Input data:
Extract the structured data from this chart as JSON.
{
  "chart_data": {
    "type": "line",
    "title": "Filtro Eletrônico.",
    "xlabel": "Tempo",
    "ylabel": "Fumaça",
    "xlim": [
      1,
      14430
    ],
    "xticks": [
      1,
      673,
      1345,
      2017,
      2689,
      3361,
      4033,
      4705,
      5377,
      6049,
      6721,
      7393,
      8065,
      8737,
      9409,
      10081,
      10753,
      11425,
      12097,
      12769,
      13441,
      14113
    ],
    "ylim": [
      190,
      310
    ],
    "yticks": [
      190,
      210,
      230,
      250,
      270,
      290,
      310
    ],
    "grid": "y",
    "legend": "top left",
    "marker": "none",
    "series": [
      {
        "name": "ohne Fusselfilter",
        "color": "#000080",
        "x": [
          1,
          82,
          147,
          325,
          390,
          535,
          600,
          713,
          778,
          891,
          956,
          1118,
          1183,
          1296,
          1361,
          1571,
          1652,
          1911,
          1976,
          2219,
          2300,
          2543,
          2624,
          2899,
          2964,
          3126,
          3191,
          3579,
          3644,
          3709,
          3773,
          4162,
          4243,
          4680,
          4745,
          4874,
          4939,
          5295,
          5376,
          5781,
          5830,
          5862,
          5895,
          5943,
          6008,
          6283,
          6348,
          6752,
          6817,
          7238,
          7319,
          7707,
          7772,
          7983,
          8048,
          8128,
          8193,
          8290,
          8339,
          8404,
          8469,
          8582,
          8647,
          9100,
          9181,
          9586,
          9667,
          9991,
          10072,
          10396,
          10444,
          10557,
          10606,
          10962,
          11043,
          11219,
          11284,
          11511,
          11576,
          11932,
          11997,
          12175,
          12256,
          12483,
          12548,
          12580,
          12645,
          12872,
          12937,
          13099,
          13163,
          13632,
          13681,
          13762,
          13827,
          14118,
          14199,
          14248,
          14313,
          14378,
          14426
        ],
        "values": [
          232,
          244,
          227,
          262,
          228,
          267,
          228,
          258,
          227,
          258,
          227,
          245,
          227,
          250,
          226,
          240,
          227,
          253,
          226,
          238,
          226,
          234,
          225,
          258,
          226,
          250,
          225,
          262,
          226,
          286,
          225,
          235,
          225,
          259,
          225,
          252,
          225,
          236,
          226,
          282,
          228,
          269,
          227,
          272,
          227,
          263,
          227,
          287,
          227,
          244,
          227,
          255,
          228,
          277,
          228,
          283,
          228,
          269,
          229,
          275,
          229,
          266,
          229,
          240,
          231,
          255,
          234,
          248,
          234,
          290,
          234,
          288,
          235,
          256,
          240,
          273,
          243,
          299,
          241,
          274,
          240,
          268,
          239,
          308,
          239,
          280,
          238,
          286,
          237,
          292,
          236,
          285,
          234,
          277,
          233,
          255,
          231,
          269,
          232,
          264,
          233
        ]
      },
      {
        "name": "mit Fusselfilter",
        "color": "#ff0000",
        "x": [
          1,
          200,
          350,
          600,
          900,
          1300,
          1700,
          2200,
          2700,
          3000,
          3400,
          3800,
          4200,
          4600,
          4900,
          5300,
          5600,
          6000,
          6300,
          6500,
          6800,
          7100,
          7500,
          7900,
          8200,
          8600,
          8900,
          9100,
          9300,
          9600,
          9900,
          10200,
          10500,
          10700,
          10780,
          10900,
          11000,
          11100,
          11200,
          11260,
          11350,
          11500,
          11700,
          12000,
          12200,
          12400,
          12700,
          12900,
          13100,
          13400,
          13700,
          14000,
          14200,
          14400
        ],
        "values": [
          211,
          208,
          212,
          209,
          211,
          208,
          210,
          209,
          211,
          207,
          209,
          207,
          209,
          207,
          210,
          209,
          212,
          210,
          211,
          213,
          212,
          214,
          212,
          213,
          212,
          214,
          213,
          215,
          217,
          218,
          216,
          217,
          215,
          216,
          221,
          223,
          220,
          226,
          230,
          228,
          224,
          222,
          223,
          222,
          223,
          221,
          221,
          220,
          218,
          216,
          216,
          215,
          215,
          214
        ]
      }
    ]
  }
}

What this task involves:
Exactly reproduce every line of the records.

The result:
Extract the structured data from this chart as JSON.
{
  "chart_data": {
    "type": "line",
    "title": "Filtro Eletrônico.",
    "xlabel": "Tempo",
    "ylabel": "Fumaça",
    "xlim": [
      1,
      14430
    ],
    "xticks": [
      1,
      673,
      1345,
      2017,
      2689,
      3361,
      4033,
      4705,
      5377,
      6049,
      6721,
      7393,
      8065,
      8737,
      9409,
      10081,
      10753,
      11425,
      12097,
      12769,
      13441,
      14113
    ],
    "ylim": [
      190,
      310
    ],
    "yticks": [
      190,
      210,
      230,
      250,
      270,
      290,
      310
    ],
    "grid": "y",
    "legend": "top left",
    "marker": "none",
    "series": [
      {
        "name": "ohne Fusselfilter",
        "color": "#000080",
        "x": [
          1,
          82,
          147,
          325,
          390,
          535,
          600,
          713,
          778,
          891,
          956,
          1118,
          1183,
          1296,
          1361,
          1571,
          1652,
          1911,
          1976,
          2219,
          2300,
          2543,
          2624,
          2899,
          2964,
          3126,
          3191,
          3579,
          3644,
          3709,
          3773,
          4162,
          4243,
          4680,
          4745,
          4874,
          4939,
          5295,
          5376,
          5781,
          5830,
          5862,
          5895,
          5943,
          6008,
          6283,
          6348,
          6752,
          6817,
          7238,
          7319,
          7707,
          7772,
          7983,
          8048,
          8128,
          8193,
          8290,
          8339,
          8404,
          8469,
          8582,
          8647,
          9100,
          9181,
          9586,
          9667,
          9991,
          10072,
          10396,
          10444,
          10557,
          10606,
          10962,
          11043,
          11219,
          11284,
          11511,
          11576,
          11932,
          11997,
          12175,
          12256,
          12483,
          12548,
          12580,
          12645,
          12872,
          12937,
          13099,
          13163,
          13632,
          13681,
          13762,
          13827,
          14118,
          14199,
          14248,
          14313,
          14378,
          14426
        ],
        "values": [
          232,
          244,
          227,
          262,
          228,
          267,
          228,
          258,
          227,
          258,
          227,
          245,
          227,
          250,
          226,
          240,
          227,
          253,
          226,
          238,
          226,
          234,
          225,
          258,
          226,
          250,
          225,
          262,
          226,
          286,
          225,
          235,
          225,
          259,
          225,
          252,
          225,
          236,
          226,
          282,
          228,
          269,
          227,
          272,
          227,
          263,
          227,
          287,
          227,
          244,
          227,
          255,
          228,
          277,
          228,
          283,
          228,
          269,
          229,
          275,
          229,
          266,
          229,
          240,
          231,
          255,
          234,
          248,
          234,
          290,
          234,
          288,
          235,
          256,
          240,
          273,
          243,
          299,
          241,
          274,
          240,
          268,
          239,
          308,
          239,
          280,
          238,
          286,
          237,
          292,
          236,
          285,
          234,
          277,
          233,
          255,
          231,
          269,
          232,
          264,
          233
        ]
      },
      {
        "name": "mit Fusselfilter",
        "color": "#ff0000",
        "x": [
          1,
          200,
          350,
          600,
          900,
          1300,
          1700,
          2200,
          2700,
          3000,
          3400,
          3800,
          4200,
          4600,
          4900,
          5300,
          5600,
          6000,
          6300,
          6500,
          6800,
          7100,
          7500,
          7900,
          8200,
          8600,
          8900,
          9100,
          9300,
          9600,
          9900,
          10200,
          10500,
          10700,
          10780,
          10900,
          11000,
          11100,
          11200,
          11260,
          11350,
          11500,
          11700,
          12000,
          12200,
          12400,
          12700,
          12900,
          13100,
          13400,
          13700,
          14000,
          14200,
          14400
        ],
        "values": [
          211,
          208,
          212,
          209,
          211,
          208,
          210,
          209,
          211,
          207,
          209,
          207,
          209,
          207,
          210,
          209,
          212,
          210,
          211,
          213,
          212,
          214,
          212,
          213,
          212,
          214,
          213,
          215,
          217,
          218,
          216,
          217,
          215,
          216,
          221,
          223,
          220,
          226,
          230,
          228,
          224,
          222,
          223,
          222,
          223,
          221,
          221,
          220,
          218,
          216,
          216,
          215,
          215,
          214
        ]
      }
    ]
  }
}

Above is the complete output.